"""
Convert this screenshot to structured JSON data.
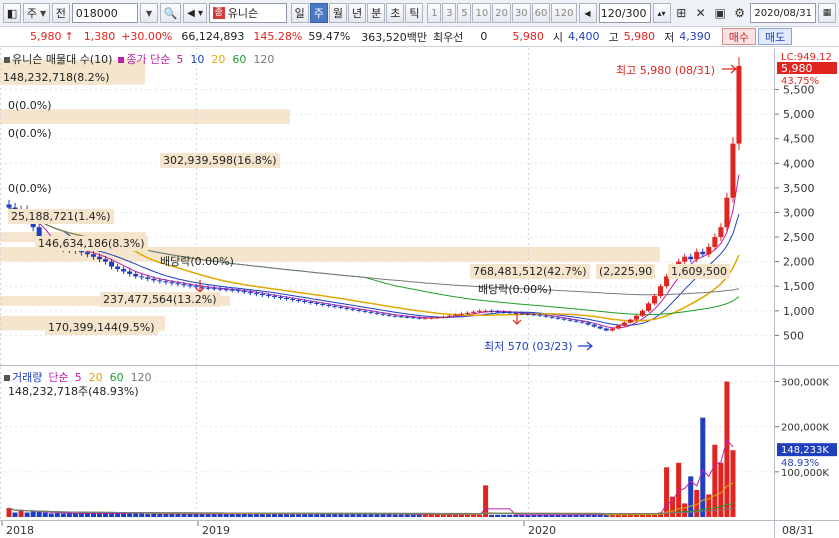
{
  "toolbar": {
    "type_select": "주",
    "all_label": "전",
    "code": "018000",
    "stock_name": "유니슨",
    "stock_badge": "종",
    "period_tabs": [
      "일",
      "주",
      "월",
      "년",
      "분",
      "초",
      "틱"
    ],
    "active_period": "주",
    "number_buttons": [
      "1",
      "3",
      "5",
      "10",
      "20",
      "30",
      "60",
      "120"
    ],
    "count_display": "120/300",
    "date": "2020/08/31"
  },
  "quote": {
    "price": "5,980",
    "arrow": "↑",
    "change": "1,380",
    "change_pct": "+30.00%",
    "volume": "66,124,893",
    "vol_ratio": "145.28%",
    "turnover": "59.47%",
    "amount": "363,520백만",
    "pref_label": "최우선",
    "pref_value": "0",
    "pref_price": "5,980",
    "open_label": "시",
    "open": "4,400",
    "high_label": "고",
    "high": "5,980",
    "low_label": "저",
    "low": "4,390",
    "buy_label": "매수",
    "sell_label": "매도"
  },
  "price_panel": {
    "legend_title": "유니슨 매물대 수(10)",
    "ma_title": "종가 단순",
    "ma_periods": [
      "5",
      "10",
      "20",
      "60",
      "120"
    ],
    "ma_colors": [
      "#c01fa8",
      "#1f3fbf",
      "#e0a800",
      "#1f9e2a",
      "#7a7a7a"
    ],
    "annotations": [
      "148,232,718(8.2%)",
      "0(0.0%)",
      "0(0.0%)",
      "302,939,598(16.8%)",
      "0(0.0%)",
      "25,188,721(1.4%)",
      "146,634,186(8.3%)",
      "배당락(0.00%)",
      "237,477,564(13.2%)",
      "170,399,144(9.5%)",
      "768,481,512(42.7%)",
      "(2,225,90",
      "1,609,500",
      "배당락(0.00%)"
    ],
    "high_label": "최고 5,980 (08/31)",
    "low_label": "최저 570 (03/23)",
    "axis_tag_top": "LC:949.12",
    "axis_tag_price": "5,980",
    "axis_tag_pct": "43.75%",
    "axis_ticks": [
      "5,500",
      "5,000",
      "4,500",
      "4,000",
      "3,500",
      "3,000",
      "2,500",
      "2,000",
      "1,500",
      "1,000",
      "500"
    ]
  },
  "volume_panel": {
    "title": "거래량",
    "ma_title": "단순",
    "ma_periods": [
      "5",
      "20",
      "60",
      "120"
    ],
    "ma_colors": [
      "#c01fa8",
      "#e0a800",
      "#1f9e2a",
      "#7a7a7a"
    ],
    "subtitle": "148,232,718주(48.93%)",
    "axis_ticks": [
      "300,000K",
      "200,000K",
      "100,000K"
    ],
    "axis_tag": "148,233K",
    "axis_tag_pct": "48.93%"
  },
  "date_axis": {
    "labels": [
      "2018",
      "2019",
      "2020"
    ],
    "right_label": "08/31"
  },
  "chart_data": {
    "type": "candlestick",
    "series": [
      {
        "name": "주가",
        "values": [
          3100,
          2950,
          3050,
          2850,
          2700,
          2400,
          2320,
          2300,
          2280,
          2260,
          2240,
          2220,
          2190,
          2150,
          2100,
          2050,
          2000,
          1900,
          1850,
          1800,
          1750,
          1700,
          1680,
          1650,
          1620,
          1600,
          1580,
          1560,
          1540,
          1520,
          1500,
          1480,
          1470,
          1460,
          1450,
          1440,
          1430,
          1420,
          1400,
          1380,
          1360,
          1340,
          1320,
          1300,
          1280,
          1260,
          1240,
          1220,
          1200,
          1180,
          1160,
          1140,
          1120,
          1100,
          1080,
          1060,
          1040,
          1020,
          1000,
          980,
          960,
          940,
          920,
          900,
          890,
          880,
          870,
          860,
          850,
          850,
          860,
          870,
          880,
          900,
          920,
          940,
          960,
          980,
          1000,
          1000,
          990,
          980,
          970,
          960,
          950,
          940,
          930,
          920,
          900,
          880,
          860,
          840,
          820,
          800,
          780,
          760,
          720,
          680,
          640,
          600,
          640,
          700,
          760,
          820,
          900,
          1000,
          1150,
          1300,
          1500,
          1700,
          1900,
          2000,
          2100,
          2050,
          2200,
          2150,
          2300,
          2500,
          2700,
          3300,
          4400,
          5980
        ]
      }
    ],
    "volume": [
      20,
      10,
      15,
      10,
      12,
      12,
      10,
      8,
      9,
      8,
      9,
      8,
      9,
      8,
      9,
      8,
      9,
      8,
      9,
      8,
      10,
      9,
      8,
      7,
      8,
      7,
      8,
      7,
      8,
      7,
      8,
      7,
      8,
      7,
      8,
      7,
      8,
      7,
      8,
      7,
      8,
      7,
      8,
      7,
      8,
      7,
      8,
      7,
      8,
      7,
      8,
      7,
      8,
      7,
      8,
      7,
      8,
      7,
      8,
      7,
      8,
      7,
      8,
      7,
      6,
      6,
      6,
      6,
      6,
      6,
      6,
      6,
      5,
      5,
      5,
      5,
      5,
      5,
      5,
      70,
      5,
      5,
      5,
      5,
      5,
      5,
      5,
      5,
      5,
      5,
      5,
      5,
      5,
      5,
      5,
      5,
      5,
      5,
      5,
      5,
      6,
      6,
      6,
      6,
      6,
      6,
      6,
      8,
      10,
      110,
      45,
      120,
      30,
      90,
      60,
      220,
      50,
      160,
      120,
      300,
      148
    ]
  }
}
"""
"""
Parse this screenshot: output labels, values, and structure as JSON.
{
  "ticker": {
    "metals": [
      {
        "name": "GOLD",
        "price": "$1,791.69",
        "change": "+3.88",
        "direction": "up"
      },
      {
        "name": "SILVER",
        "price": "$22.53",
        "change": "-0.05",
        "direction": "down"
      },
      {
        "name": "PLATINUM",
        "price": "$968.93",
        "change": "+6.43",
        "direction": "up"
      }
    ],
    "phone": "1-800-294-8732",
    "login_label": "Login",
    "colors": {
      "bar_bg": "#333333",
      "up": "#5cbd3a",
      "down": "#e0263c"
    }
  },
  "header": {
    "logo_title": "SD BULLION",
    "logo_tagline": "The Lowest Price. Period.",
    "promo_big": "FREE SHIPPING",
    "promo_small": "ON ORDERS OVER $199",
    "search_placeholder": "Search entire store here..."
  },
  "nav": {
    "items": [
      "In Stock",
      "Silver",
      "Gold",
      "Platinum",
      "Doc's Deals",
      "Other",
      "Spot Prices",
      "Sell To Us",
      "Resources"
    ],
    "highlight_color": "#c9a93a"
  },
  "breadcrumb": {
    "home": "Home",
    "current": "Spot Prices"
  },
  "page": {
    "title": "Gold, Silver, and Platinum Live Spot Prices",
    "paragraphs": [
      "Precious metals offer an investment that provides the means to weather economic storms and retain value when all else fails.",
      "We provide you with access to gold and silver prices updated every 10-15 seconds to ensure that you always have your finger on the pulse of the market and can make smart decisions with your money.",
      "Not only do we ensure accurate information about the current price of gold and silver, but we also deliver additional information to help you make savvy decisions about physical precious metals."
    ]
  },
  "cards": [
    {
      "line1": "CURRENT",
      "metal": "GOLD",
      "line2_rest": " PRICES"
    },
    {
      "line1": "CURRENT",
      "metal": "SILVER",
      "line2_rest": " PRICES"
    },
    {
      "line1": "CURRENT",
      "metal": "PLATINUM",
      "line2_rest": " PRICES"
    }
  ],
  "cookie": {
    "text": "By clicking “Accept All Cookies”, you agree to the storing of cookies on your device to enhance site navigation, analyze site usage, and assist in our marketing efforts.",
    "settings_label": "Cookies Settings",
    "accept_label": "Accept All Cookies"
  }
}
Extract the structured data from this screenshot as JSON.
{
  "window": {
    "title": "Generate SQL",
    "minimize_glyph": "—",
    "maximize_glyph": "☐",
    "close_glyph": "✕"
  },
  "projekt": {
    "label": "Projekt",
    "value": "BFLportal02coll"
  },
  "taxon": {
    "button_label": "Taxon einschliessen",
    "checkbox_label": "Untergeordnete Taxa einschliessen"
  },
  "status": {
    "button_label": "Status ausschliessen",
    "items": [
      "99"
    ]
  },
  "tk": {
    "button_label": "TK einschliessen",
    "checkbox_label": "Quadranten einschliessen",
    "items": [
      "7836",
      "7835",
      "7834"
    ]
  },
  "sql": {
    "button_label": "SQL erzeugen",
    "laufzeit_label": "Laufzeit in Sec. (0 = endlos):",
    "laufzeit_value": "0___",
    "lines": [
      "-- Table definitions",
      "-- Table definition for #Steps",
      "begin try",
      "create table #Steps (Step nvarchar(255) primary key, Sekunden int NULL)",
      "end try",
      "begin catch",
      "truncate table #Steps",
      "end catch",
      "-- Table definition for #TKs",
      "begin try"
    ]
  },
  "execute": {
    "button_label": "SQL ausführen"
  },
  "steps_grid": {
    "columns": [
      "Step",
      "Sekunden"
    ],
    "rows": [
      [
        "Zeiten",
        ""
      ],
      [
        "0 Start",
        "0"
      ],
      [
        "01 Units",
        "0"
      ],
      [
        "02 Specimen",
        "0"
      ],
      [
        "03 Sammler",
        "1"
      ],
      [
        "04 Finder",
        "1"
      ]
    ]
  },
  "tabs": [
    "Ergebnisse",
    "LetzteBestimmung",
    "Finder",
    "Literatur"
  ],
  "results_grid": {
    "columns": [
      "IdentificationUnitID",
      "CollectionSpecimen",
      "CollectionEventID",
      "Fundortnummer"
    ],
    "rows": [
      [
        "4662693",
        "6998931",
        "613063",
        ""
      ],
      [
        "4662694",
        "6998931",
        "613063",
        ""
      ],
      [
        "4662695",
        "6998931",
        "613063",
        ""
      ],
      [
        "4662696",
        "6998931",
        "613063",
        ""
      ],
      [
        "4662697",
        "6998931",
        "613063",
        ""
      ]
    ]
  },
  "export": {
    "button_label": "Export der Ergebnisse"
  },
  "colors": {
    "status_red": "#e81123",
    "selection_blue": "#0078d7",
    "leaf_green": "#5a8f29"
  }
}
"""
"""
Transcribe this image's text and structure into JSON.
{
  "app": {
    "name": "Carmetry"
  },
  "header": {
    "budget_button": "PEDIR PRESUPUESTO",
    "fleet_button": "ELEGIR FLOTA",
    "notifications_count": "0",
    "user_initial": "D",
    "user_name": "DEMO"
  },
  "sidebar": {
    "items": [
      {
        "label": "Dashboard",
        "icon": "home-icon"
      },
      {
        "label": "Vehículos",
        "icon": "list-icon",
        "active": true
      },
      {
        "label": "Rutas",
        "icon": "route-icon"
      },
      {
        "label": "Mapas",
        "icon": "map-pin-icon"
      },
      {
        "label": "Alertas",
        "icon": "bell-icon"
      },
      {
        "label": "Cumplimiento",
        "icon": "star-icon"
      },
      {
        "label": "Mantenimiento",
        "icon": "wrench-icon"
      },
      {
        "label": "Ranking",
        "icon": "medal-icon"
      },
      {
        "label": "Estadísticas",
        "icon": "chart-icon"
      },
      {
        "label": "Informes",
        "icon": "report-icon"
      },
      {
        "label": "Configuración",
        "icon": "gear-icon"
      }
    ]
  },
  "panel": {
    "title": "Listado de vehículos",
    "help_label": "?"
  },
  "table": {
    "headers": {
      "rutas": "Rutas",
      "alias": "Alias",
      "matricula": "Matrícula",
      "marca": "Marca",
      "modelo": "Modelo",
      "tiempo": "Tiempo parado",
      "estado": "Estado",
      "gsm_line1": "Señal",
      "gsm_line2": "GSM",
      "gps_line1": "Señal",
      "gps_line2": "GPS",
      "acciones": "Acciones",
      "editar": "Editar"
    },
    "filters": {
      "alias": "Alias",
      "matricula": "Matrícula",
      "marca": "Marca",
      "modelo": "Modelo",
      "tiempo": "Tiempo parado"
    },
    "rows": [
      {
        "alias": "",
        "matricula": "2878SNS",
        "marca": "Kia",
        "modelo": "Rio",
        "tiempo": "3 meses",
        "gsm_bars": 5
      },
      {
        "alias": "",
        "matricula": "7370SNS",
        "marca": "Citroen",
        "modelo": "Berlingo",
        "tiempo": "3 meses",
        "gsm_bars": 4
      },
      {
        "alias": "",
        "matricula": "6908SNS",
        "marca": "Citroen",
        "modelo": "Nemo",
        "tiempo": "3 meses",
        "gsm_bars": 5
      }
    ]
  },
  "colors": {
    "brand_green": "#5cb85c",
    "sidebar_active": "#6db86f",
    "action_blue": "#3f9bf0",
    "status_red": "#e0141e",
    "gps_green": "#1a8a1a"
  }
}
"""
Short exercise - Each line in the listing above that contains "parado" should be copied.

Result of this task -
      "tiempo": "Tiempo parado",
      "tiempo": "Tiempo parado"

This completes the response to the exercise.